Saved entries:
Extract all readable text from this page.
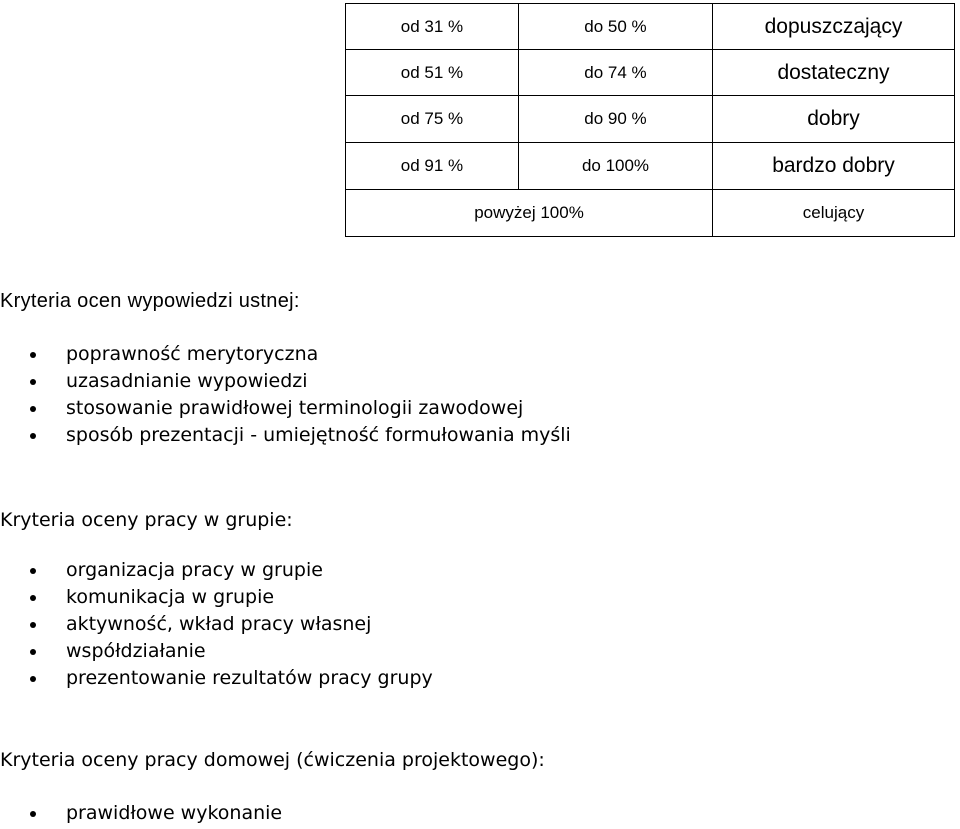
od 31 %	do 50 %	dopuszczający
od 51 %	do 74 %	dostateczny
od 75 %	do 90 %	dobry
od 91 %	do 100%	bardzo dobry
powyżej 100%		celujący

Kryteria ocen wypowiedzi ustnej:

poprawność merytoryczna
uzasadnianie wypowiedzi
stosowanie prawidłowej terminologii zawodowej
sposób prezentacji - umiejętność formułowania myśli

Kryteria oceny pracy w grupie:

organizacja pracy w grupie
komunikacja w grupie
aktywność, wkład pracy własnej
współdziałanie
prezentowanie rezultatów pracy grupy

Kryteria oceny pracy domowej (ćwiczenia projektowego):

prawidłowe wykonanie
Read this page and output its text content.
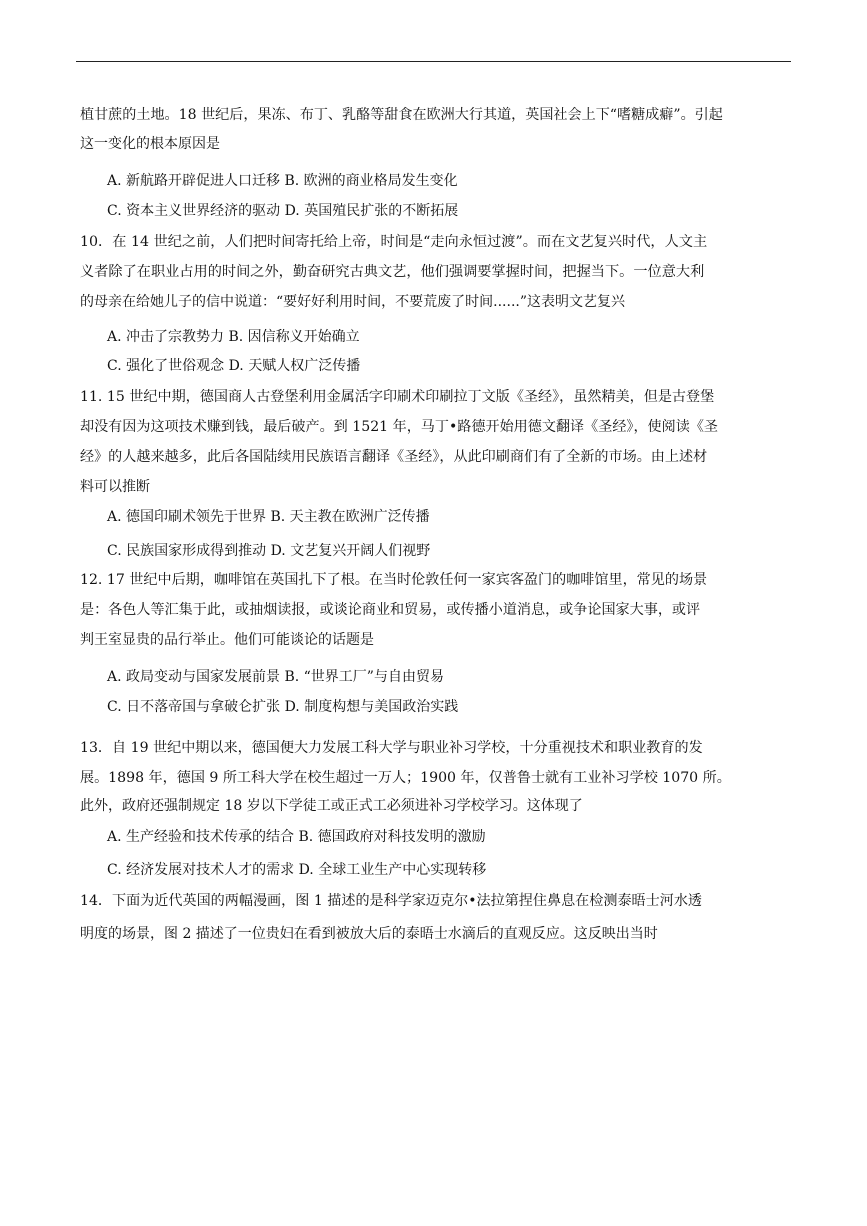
植甘蔗的土地。18 世纪后，果冻、布丁、乳酪等甜食在欧洲大行其道，英国社会上下“嗜糖成癖”。引起
这一变化的根本原因是
A. 新航路开辟促进人口迁移 B. 欧洲的商业格局发生变化
C. 资本主义世界经济的驱动 D. 英国殖民扩张的不断拓展
10．在 14 世纪之前，人们把时间寄托给上帝，时间是“走向永恒过渡”。而在文艺复兴时代，人文主
义者除了在职业占用的时间之外，勤奋研究古典文艺，他们强调要掌握时间，把握当下。一位意大利
的母亲在给她儿子的信中说道：“要好好利用时间，不要荒废了时间......”这表明文艺复兴
A. 冲击了宗教势力 B. 因信称义开始确立
C. 强化了世俗观念 D. 天赋人权广泛传播
11. 15 世纪中期，德国商人古登堡利用金属活字印刷术印刷拉丁文版《圣经》，虽然精美，但是古登堡
却没有因为这项技术赚到钱，最后破产。到 1521 年，马丁•路德开始用德文翻译《圣经》，使阅读《圣
经》的人越来越多，此后各国陆续用民族语言翻译《圣经》，从此印刷商们有了全新的市场。由上述材
料可以推断
A. 德国印刷术领先于世界 B. 天主教在欧洲广泛传播
C. 民族国家形成得到推动 D. 文艺复兴开阔人们视野
12. 17 世纪中后期，咖啡馆在英国扎下了根。在当时伦敦任何一家宾客盈门的咖啡馆里，常见的场景
是：各色人等汇集于此，或抽烟读报，或谈论商业和贸易，或传播小道消息，或争论国家大事，或评
判王室显贵的品行举止。他们可能谈论的话题是
A. 政局变动与国家发展前景 B. “世界工厂”与自由贸易
C. 日不落帝国与拿破仑扩张 D. 制度构想与美国政治实践
13．自 19 世纪中期以来，德国便大力发展工科大学与职业补习学校，十分重视技术和职业教育的发
展。1898 年，德国 9 所工科大学在校生超过一万人；1900 年，仅普鲁士就有工业补习学校 1070 所。
此外，政府还强制规定 18 岁以下学徒工或正式工必须进补习学校学习。这体现了
A. 生产经验和技术传承的结合 B. 德国政府对科技发明的激励
C. 经济发展对技术人才的需求 D. 全球工业生产中心实现转移
14．下面为近代英国的两幅漫画，图 1 描述的是科学家迈克尔•法拉第捏住鼻息在检测泰晤士河水透
明度的场景，图 2 描述了一位贵妇在看到被放大后的泰晤士水滴后的直观反应。这反映出当时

# Work to be completed:
List each line of the records that holds the string "Kryteria".

# The output:
Kryteria ocen wypowiedzi ustnej:
Kryteria oceny pracy w grupie:
Kryteria oceny pracy domowej (ćwiczenia projektowego):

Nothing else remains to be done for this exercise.